# Given instruction
In the entries, find all lines that hold the word "tint" and copy them.
### Records
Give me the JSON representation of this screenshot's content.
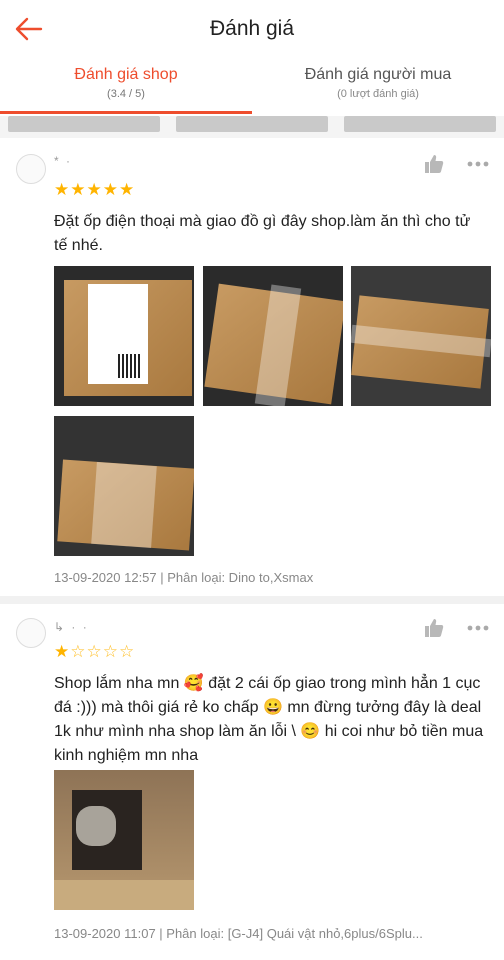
{
  "header": {
    "title": "Đánh giá",
    "back_icon": "back-arrow-icon",
    "accent": "#ee4d2d"
  },
  "tabs": [
    {
      "label": "Đánh giá shop",
      "sub": "(3.4 / 5)",
      "active": true
    },
    {
      "label": "Đánh giá người mua",
      "sub": "(0 lượt đánh giá)",
      "active": false
    }
  ],
  "reviews": [
    {
      "username": "* ·",
      "rating": 5,
      "text": "Đặt ốp điện thoại mà giao đồ gì đây shop.làm ăn thì cho tử tế nhé.",
      "meta": "13-09-2020 12:57 | Phân loại: Dino to,Xsmax",
      "photos": 4
    },
    {
      "username": "↳ · ·",
      "rating": 1,
      "text": "Shop   lắm nha mn 🥰 đặt 2 cái ốp giao trong mình hẳn 1 cục đá :))) mà thôi giá rẻ ko chấp 😀 mn đừng tưởng đây là deal 1k như mình nha shop làm ăn lỗi \\ 😊 hi coi như bỏ tiền mua kinh nghiệm mn nha",
      "meta": "13-09-2020 11:07 | Phân loại: [G-J4] Quái vật nhỏ,6plus/6Splu...",
      "photos": 1
    }
  ]
}
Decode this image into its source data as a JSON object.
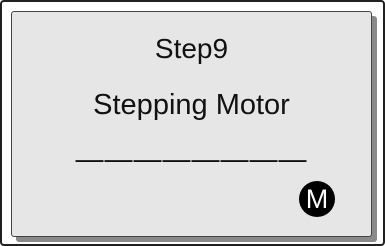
{
  "display": {
    "step_label": "Step9",
    "item_name": "Stepping Motor",
    "value_placeholder": "————————",
    "mode_badge": "M"
  },
  "colors": {
    "panel_background": "#e6e6e6",
    "panel_shadow": "#8a8a8a",
    "badge_background": "#000000",
    "badge_text": "#ffffff"
  }
}
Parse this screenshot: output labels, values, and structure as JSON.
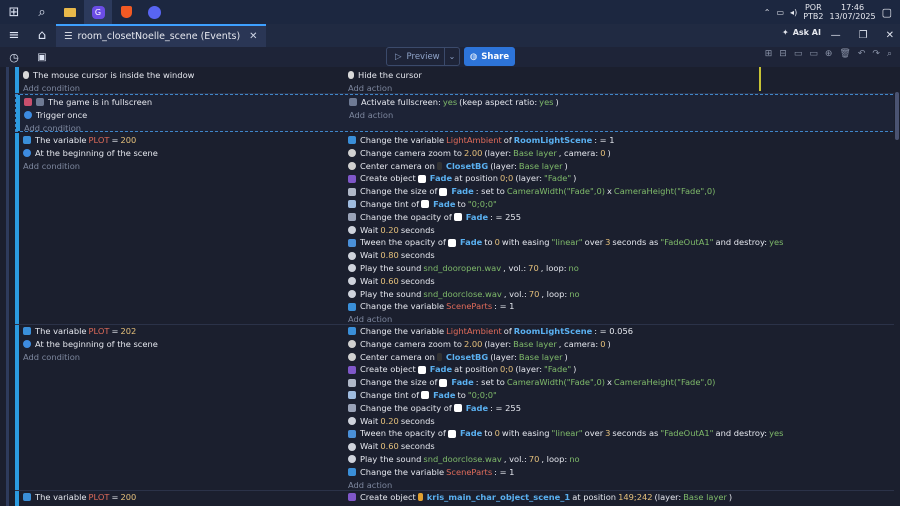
{
  "taskbar": {
    "tray": {
      "lang_top": "POR",
      "lang_bottom": "PTB2",
      "time": "17:46",
      "date": "13/07/2025"
    }
  },
  "tab": {
    "title": "room_closetNoelle_scene (Events)"
  },
  "toolbar": {
    "preview_label": "Preview",
    "share_label": "Share",
    "askai_label": "Ask AI"
  },
  "events": [
    {
      "conditions": [
        {
          "icon": "mouse-icon",
          "text": "The mouse cursor is inside the window"
        }
      ],
      "add_condition": "Add condition",
      "actions": [
        {
          "icon": "mouse-icon",
          "text": "Hide the cursor"
        }
      ],
      "add_action": "Add action"
    },
    {
      "conditions": [
        {
          "icon": "fullscreen-icon",
          "text": "The game is in fullscreen"
        },
        {
          "icon": "trigger-icon",
          "text": "Trigger once"
        }
      ],
      "add_condition": "Add condition",
      "actions": [
        {
          "icon": "fullscreen-icon",
          "pre": "Activate fullscreen: ",
          "yes1": "yes",
          "mid": " (keep aspect ratio: ",
          "yes2": "yes",
          "post": ")"
        }
      ],
      "add_action": "Add action"
    },
    {
      "conditions": [
        {
          "type": "var",
          "pre": "The variable ",
          "var": "PLOT",
          "op": " = ",
          "val": "200"
        },
        {
          "icon": "scene-icon",
          "text": "At the beginning of the scene"
        }
      ],
      "add_condition": "Add condition",
      "actions": [
        "Change the variable|LightAmbient|of|RoomLightScene|: = 1",
        "Change camera zoom to 2.00 (layer: Base layer, camera: 0)",
        "Center camera on ClosetBG (layer: Base layer)",
        "Create object Fade at position 0;0 (layer: \"Fade\")",
        "Change the size of Fade: set to CameraWidth(\"Fade\",0) x CameraHeight(\"Fade\",0)",
        "Change tint of Fade to \"0;0;0\"",
        "Change the opacity of Fade: = 255",
        "Wait 0.20 seconds",
        "Tween the opacity of Fade to 0 with easing \"linear\" over 3 seconds as \"FadeOutA1\" and destroy: yes",
        "Wait 0.80 seconds",
        "Play the sound snd_dooropen.wav, vol.: 70, loop: no",
        "Wait 0.60 seconds",
        "Play the sound snd_doorclose.wav, vol.: 70, loop: no",
        "Change the variable SceneParts: = 1"
      ],
      "add_action": "Add action"
    },
    {
      "conditions": [
        {
          "type": "var",
          "pre": "The variable ",
          "var": "PLOT",
          "op": " = ",
          "val": "202"
        },
        {
          "icon": "scene-icon",
          "text": "At the beginning of the scene"
        }
      ],
      "add_condition": "Add condition",
      "add_action": "Add action"
    },
    {
      "conditions": [
        {
          "type": "var",
          "pre": "The variable ",
          "var": "PLOT",
          "op": " = ",
          "val": "200"
        }
      ]
    }
  ],
  "rich_actions": {
    "e3_1": {
      "pre": "Change the variable ",
      "var": "LightAmbient",
      "mid": " of ",
      "obj": "RoomLightScene",
      "post": ": = 1"
    },
    "e4_1": {
      "pre": "Change the variable ",
      "var": "LightAmbient",
      "mid": " of ",
      "obj": "RoomLightScene",
      "post": ": = 0.056"
    },
    "zoom": {
      "pre": "Change camera zoom to ",
      "num": "2.00",
      "mid": " (layer: ",
      "layer": "Base layer",
      "mid2": ", camera: ",
      "cam": "0",
      "post": ")"
    },
    "center": {
      "pre": "Center camera on ",
      "obj": "ClosetBG",
      "mid": " (layer: ",
      "layer": "Base layer",
      "post": ")"
    },
    "create": {
      "pre": "Create object ",
      "obj": "Fade",
      "mid": " at position ",
      "pos": "0;0",
      "mid2": " (layer: ",
      "layer": "\"Fade\"",
      "post": ")"
    },
    "size": {
      "pre": "Change the size of ",
      "obj": "Fade",
      "mid": ": set to ",
      "w": "CameraWidth(\"Fade\",0)",
      "x": " x ",
      "h": "CameraHeight(\"Fade\",0)"
    },
    "tint": {
      "pre": "Change tint of ",
      "obj": "Fade",
      "mid": " to ",
      "col": "\"0;0;0\""
    },
    "opacity": {
      "pre": "Change the opacity of ",
      "obj": "Fade",
      "post": ": = 255"
    },
    "wait020": {
      "pre": "Wait ",
      "num": "0.20",
      "post": " seconds"
    },
    "wait080": {
      "pre": "Wait ",
      "num": "0.80",
      "post": " seconds"
    },
    "wait060": {
      "pre": "Wait ",
      "num": "0.60",
      "post": " seconds"
    },
    "tween": {
      "pre": "Tween the opacity of ",
      "obj": "Fade",
      "mid": " to ",
      "to": "0",
      "mid2": " with easing ",
      "ease": "\"linear\"",
      "mid3": " over ",
      "dur": "3",
      "mid4": " seconds as ",
      "id": "\"FadeOutA1\"",
      "mid5": " and destroy: ",
      "d": "yes"
    },
    "sound_open": {
      "pre": "Play the sound ",
      "file": "snd_dooropen.wav",
      "mid": ", vol.: ",
      "vol": "70",
      "mid2": ", loop: ",
      "loop": "no"
    },
    "sound_close": {
      "pre": "Play the sound ",
      "file": "snd_doorclose.wav",
      "mid": ", vol.: ",
      "vol": "70",
      "mid2": ", loop: ",
      "loop": "no"
    },
    "scenepart": {
      "pre": "Change the variable ",
      "var": "SceneParts",
      "post": ": = 1"
    },
    "create_kris": {
      "pre": "Create object ",
      "obj": "kris_main_char_object_scene_1",
      "mid": " at position ",
      "pos": "149;242",
      "mid2": " (layer: ",
      "layer": "Base layer",
      "post": ")"
    }
  }
}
######
# Answer to this exercise
        "Change tint of Fade to \"0;0;0\"",
    "tint": {
      "pre": "Change tint of ",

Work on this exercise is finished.